Starting at the line that contains "Output the underlying", transcribe every remaining line of the entries exactly, including the last one.

[Records about charts and figures]
-- START --
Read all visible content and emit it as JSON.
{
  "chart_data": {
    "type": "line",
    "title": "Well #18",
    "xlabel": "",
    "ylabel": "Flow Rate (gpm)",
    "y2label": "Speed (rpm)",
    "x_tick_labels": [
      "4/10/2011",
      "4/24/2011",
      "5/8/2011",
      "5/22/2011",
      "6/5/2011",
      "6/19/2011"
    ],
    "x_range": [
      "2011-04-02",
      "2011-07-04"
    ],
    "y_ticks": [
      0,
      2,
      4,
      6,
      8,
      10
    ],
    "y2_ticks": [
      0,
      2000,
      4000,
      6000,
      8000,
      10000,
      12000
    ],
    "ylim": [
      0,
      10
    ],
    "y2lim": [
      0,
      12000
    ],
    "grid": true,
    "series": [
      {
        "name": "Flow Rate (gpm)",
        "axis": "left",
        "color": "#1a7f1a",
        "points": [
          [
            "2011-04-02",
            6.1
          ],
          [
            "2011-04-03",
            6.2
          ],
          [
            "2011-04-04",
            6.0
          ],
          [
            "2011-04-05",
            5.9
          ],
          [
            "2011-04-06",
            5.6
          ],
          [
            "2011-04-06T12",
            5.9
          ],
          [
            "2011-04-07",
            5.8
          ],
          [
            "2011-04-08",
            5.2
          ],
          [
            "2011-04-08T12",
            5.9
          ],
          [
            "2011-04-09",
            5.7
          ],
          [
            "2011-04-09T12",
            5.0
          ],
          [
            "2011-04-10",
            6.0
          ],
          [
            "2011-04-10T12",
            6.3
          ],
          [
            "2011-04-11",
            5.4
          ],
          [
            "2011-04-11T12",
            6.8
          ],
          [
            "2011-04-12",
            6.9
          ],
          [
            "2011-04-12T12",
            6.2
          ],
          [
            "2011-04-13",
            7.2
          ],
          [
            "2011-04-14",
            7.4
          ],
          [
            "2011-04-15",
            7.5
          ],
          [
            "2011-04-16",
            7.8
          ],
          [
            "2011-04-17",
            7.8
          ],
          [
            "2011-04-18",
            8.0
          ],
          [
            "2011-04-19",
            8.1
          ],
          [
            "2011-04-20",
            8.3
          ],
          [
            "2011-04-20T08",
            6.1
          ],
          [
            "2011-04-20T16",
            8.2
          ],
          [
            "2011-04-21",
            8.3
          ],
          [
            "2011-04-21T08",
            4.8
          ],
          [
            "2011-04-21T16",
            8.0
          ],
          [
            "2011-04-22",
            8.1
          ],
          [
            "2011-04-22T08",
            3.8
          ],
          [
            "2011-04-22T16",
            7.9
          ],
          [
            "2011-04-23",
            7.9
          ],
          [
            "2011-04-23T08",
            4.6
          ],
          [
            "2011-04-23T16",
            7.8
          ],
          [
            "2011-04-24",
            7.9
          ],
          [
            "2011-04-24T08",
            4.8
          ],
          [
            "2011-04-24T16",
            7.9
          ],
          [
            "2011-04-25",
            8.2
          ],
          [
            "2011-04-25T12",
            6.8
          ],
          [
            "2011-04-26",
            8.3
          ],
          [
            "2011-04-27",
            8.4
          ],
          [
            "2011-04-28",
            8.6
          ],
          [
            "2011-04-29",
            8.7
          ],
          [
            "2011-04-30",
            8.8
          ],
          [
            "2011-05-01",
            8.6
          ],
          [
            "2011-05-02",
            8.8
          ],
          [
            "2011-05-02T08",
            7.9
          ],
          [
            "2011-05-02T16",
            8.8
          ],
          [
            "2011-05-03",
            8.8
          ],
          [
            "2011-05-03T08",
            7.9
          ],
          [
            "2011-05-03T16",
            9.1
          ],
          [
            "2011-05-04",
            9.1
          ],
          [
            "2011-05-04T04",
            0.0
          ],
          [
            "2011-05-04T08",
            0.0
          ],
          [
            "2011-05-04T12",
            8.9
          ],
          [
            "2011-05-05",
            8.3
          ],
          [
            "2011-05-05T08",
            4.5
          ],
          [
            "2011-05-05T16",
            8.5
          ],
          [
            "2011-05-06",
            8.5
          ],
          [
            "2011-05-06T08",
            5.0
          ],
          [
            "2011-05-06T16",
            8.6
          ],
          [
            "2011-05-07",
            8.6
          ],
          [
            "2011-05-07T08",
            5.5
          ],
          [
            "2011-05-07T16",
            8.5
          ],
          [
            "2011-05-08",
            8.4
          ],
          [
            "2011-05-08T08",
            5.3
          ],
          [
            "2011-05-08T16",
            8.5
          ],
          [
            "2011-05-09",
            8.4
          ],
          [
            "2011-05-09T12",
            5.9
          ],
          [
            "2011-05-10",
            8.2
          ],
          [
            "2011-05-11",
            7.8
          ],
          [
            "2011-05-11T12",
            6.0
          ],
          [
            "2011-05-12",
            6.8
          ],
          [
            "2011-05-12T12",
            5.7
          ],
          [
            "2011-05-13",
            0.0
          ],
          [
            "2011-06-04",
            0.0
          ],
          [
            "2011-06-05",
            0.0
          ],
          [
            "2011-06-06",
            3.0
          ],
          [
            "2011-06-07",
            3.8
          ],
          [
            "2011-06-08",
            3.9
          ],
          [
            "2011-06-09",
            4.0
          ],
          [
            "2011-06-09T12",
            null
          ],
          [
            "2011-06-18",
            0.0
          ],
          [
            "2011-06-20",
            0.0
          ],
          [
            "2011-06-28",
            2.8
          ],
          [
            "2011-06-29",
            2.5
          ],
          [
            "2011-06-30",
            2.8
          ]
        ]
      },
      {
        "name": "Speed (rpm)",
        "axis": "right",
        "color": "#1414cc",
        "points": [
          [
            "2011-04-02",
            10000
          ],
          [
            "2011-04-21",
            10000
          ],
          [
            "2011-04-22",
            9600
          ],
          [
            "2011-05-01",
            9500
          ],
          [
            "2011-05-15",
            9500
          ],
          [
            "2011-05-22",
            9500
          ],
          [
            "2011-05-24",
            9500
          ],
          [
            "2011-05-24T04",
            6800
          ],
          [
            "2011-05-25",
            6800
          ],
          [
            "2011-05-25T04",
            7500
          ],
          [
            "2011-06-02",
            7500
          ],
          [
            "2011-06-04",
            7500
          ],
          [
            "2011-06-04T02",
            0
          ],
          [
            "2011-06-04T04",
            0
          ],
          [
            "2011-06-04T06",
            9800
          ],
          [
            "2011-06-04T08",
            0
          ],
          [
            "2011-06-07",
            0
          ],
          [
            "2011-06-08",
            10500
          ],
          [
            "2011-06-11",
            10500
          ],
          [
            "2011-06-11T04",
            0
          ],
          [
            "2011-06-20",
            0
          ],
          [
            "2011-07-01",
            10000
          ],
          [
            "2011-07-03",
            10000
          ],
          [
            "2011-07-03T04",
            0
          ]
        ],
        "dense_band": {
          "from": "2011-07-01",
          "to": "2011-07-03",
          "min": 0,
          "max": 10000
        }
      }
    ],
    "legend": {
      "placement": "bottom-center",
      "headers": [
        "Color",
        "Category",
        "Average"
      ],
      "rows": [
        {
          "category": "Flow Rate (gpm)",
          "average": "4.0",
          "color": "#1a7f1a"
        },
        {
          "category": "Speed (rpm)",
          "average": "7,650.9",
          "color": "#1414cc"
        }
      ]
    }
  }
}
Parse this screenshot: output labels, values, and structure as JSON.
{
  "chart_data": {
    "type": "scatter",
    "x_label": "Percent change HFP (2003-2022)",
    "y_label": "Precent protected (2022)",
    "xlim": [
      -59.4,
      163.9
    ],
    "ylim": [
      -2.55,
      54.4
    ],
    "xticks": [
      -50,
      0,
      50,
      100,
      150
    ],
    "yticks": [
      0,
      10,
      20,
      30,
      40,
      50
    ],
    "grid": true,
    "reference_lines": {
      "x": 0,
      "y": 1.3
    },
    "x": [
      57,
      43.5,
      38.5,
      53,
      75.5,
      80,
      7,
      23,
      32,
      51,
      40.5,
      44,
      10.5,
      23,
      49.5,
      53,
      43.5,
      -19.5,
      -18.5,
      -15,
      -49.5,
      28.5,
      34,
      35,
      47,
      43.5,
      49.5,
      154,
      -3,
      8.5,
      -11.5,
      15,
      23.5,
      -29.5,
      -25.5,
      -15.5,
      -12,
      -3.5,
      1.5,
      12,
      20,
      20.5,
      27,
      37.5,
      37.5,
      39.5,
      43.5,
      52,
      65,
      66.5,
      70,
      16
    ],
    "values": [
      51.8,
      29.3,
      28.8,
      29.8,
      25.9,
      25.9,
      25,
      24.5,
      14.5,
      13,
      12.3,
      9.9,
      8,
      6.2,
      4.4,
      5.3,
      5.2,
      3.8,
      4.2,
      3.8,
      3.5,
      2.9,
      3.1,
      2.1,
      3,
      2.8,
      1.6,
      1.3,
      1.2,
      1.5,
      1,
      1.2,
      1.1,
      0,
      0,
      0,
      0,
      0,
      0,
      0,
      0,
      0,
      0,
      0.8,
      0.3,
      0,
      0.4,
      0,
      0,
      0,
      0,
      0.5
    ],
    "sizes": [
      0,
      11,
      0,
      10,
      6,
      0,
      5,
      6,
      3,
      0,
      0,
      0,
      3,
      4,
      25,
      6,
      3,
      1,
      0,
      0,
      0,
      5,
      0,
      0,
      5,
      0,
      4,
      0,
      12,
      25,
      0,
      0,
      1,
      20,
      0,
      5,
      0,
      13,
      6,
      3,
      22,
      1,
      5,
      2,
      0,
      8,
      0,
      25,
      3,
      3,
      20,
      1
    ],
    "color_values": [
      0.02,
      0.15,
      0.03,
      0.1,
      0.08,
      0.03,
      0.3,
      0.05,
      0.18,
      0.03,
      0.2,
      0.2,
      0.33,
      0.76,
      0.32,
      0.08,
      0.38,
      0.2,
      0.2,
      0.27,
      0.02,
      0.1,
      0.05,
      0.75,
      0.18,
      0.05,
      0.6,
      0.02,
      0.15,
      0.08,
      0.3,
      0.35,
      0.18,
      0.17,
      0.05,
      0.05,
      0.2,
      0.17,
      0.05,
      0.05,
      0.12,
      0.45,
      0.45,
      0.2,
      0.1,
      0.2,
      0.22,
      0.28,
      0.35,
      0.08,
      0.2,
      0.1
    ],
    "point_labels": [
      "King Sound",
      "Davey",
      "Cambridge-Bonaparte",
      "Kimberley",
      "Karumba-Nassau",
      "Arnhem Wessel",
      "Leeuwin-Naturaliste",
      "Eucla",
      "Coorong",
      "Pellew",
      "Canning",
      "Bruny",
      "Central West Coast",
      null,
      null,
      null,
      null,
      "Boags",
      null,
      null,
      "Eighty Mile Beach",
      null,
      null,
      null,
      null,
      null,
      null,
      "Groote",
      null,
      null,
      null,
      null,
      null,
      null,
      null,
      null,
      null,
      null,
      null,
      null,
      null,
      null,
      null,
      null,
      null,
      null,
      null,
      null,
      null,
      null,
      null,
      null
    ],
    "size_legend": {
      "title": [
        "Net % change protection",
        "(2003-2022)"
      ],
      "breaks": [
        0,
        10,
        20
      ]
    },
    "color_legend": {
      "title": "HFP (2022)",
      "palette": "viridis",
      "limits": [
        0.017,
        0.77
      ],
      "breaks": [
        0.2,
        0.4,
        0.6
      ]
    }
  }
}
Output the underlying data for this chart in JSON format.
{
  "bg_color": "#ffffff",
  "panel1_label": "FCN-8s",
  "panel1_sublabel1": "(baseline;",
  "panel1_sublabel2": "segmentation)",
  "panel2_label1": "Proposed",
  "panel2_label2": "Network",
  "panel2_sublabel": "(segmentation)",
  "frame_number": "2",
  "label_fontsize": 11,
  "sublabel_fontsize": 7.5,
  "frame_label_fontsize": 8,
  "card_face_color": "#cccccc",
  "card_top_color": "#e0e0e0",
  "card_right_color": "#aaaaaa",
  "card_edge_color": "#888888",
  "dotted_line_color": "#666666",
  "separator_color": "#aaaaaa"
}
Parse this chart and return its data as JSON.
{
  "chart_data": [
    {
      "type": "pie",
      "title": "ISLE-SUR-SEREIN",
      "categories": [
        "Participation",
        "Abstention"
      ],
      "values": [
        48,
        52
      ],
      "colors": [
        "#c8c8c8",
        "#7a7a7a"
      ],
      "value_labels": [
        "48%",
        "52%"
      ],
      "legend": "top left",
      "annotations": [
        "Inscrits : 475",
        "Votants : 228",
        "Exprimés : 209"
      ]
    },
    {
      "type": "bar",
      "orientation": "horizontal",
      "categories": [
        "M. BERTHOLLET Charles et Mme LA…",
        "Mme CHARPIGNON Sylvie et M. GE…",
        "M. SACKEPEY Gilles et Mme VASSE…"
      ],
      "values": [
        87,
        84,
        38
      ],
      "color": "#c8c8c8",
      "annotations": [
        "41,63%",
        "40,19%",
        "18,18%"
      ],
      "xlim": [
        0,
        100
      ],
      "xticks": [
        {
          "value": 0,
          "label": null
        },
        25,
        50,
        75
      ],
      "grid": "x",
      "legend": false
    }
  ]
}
-- END --
◆ Finished exercise:
Output the underlying data for this chart in JSON format.
{
  "bg_color": "#ffffff",
  "panel1_label": "FCN-8s",
  "panel1_sublabel1": "(baseline;",
  "panel1_sublabel2": "segmentation)",
  "panel2_label1": "Proposed",
  "panel2_label2": "Network",
  "panel2_sublabel": "(segmentation)",
  "frame_number": "2",
  "label_fontsize": 11,
  "sublabel_fontsize": 7.5,
  "frame_label_fontsize": 8,
  "card_face_color": "#cccccc",
  "card_top_color": "#e0e0e0",
  "card_right_color": "#aaaaaa",
  "card_edge_color": "#888888",
  "dotted_line_color": "#666666",
  "separator_color": "#aaaaaa"
}
Parse this chart and return its data as JSON.
{
  "chart_data": [
    {
      "type": "pie",
      "title": "ISLE-SUR-SEREIN",
      "categories": [
        "Participation",
        "Abstention"
      ],
      "values": [
        48,
        52
      ],
      "colors": [
        "#c8c8c8",
        "#7a7a7a"
      ],
      "value_labels": [
        "48%",
        "52%"
      ],
      "legend": "top left",
      "annotations": [
        "Inscrits : 475",
        "Votants : 228",
        "Exprimés : 209"
      ]
    },
    {
      "type": "bar",
      "orientation": "horizontal",
      "categories": [
        "M. BERTHOLLET Charles et Mme LA…",
        "Mme CHARPIGNON Sylvie et M. GE…",
        "M. SACKEPEY Gilles et Mme VASSE…"
      ],
      "values": [
        87,
        84,
        38
      ],
      "color": "#c8c8c8",
      "annotations": [
        "41,63%",
        "40,19%",
        "18,18%"
      ],
      "xlim": [
        0,
        100
      ],
      "xticks": [
        {
          "value": 0,
          "label": null
        },
        25,
        50,
        75
      ],
      "grid": "x",
      "legend": false
    }
  ]
}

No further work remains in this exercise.